**What the exercise asks**. Can you write out the whole listing exactly?

**Material for this task**.
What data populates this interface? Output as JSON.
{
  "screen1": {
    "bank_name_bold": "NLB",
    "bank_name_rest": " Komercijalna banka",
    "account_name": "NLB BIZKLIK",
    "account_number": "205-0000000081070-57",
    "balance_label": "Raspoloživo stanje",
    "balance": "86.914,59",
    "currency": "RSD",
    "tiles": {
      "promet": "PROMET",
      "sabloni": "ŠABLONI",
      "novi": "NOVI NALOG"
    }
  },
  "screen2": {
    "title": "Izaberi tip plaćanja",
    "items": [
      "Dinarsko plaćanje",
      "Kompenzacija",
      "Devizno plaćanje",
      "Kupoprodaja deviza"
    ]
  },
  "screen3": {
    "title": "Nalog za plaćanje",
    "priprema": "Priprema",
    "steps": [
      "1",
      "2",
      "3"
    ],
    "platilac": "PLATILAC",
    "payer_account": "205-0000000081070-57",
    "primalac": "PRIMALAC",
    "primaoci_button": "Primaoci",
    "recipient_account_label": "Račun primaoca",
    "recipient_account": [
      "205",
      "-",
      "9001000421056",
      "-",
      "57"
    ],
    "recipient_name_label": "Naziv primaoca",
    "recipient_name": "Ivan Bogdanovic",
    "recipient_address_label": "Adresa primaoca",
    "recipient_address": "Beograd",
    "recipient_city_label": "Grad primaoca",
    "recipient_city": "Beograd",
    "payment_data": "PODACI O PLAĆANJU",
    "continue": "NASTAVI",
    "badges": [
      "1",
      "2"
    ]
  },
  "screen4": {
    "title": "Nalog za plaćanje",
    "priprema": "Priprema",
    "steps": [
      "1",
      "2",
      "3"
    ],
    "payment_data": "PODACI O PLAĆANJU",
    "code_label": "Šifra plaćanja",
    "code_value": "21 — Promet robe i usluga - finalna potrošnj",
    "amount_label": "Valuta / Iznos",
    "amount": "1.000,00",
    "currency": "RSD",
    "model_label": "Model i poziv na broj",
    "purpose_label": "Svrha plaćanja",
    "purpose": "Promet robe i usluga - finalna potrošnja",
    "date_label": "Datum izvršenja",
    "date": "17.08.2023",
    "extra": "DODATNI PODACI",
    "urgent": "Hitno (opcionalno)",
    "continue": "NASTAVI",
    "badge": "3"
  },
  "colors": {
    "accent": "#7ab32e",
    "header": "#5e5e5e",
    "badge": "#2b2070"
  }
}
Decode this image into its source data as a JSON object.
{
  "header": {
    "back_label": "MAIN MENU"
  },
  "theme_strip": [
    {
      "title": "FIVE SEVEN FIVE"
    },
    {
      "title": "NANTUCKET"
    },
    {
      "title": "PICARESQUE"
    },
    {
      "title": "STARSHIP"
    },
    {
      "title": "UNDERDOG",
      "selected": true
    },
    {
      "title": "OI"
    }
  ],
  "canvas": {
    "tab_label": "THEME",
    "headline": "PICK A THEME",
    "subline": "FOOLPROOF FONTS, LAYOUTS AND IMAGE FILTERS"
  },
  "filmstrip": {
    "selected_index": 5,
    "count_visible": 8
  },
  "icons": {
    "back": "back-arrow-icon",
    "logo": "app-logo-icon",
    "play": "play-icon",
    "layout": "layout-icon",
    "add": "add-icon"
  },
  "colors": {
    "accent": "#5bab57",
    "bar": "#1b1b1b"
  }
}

**Expected answer**.
What data populates this interface? Output as JSON.
{
  "screen1": {
    "bank_name_bold": "NLB",
    "bank_name_rest": " Komercijalna banka",
    "account_name": "NLB BIZKLIK",
    "account_number": "205-0000000081070-57",
    "balance_label": "Raspoloživo stanje",
    "balance": "86.914,59",
    "currency": "RSD",
    "tiles": {
      "promet": "PROMET",
      "sabloni": "ŠABLONI",
      "novi": "NOVI NALOG"
    }
  },
  "screen2": {
    "title": "Izaberi tip plaćanja",
    "items": [
      "Dinarsko plaćanje",
      "Kompenzacija",
      "Devizno plaćanje",
      "Kupoprodaja deviza"
    ]
  },
  "screen3": {
    "title": "Nalog za plaćanje",
    "priprema": "Priprema",
    "steps": [
      "1",
      "2",
      "3"
    ],
    "platilac": "PLATILAC",
    "payer_account": "205-0000000081070-57",
    "primalac": "PRIMALAC",
    "primaoci_button": "Primaoci",
    "recipient_account_label": "Račun primaoca",
    "recipient_account": [
      "205",
      "-",
      "9001000421056",
      "-",
      "57"
    ],
    "recipient_name_label": "Naziv primaoca",
    "recipient_name": "Ivan Bogdanovic",
    "recipient_address_label": "Adresa primaoca",
    "recipient_address": "Beograd",
    "recipient_city_label": "Grad primaoca",
    "recipient_city": "Beograd",
    "payment_data": "PODACI O PLAĆANJU",
    "continue": "NASTAVI",
    "badges": [
      "1",
      "2"
    ]
  },
  "screen4": {
    "title": "Nalog za plaćanje",
    "priprema": "Priprema",
    "steps": [
      "1",
      "2",
      "3"
    ],
    "payment_data": "PODACI O PLAĆANJU",
    "code_label": "Šifra plaćanja",
    "code_value": "21 — Promet robe i usluga - finalna potrošnj",
    "amount_label": "Valuta / Iznos",
    "amount": "1.000,00",
    "currency": "RSD",
    "model_label": "Model i poziv na broj",
    "purpose_label": "Svrha plaćanja",
    "purpose": "Promet robe i usluga - finalna potrošnja",
    "date_label": "Datum izvršenja",
    "date": "17.08.2023",
    "extra": "DODATNI PODACI",
    "urgent": "Hitno (opcionalno)",
    "continue": "NASTAVI",
    "badge": "3"
  },
  "colors": {
    "accent": "#7ab32e",
    "header": "#5e5e5e",
    "badge": "#2b2070"
  }
}
Decode this image into its source data as a JSON object.
{
  "header": {
    "back_label": "MAIN MENU"
  },
  "theme_strip": [
    {
      "title": "FIVE SEVEN FIVE"
    },
    {
      "title": "NANTUCKET"
    },
    {
      "title": "PICARESQUE"
    },
    {
      "title": "STARSHIP"
    },
    {
      "title": "UNDERDOG",
      "selected": true
    },
    {
      "title": "OI"
    }
  ],
  "canvas": {
    "tab_label": "THEME",
    "headline": "PICK A THEME",
    "subline": "FOOLPROOF FONTS, LAYOUTS AND IMAGE FILTERS"
  },
  "filmstrip": {
    "selected_index": 5,
    "count_visible": 8
  },
  "icons": {
    "back": "back-arrow-icon",
    "logo": "app-logo-icon",
    "play": "play-icon",
    "layout": "layout-icon",
    "add": "add-icon"
  },
  "colors": {
    "accent": "#5bab57",
    "bar": "#1b1b1b"
  }
}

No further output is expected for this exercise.